++++ Supplied entries ++++

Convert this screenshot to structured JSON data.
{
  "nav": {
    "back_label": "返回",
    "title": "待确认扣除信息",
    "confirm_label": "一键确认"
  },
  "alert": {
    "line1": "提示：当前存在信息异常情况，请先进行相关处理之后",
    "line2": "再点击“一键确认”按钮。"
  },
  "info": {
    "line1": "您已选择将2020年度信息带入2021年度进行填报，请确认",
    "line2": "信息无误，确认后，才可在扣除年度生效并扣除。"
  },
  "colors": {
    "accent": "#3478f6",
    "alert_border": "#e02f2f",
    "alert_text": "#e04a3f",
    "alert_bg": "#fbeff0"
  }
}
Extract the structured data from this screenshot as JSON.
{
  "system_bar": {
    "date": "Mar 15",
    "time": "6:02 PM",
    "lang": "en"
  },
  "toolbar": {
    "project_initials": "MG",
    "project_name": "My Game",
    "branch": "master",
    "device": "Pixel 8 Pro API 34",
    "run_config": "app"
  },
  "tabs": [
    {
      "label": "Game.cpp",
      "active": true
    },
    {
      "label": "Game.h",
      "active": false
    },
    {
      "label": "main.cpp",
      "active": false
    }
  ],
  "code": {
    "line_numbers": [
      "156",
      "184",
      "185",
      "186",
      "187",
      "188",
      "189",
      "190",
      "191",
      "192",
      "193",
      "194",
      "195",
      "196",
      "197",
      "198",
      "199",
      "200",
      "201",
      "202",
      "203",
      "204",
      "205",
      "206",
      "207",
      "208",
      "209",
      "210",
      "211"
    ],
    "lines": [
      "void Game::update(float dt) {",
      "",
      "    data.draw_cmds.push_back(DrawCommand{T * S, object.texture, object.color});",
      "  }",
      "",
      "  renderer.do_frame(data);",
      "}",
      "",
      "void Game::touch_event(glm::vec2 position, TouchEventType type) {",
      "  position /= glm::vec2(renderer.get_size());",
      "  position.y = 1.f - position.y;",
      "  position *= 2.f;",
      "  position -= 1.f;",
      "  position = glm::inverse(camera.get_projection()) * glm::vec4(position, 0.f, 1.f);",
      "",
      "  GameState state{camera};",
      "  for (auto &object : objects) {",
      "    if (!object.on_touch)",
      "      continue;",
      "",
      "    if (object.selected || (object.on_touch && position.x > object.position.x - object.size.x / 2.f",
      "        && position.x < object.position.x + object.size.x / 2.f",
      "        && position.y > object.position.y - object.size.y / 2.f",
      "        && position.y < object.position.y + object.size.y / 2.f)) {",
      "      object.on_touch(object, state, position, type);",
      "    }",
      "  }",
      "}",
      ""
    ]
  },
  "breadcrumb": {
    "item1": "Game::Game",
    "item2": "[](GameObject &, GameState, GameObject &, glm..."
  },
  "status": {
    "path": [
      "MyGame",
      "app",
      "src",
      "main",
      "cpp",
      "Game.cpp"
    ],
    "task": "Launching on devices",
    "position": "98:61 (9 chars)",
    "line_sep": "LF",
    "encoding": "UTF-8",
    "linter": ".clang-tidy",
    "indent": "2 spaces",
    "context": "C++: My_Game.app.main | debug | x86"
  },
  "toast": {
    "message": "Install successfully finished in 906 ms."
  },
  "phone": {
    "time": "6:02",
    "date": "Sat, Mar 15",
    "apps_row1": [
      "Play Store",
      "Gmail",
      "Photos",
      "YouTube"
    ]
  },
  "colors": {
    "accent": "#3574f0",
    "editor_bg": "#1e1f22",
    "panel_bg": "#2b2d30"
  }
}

++++

Pick out and copy every line that contains the word "type".

### The response
      "void Game::touch_event(glm::vec2 position, TouchEventType type) {",
      "      object.on_touch(object, state, position, type);",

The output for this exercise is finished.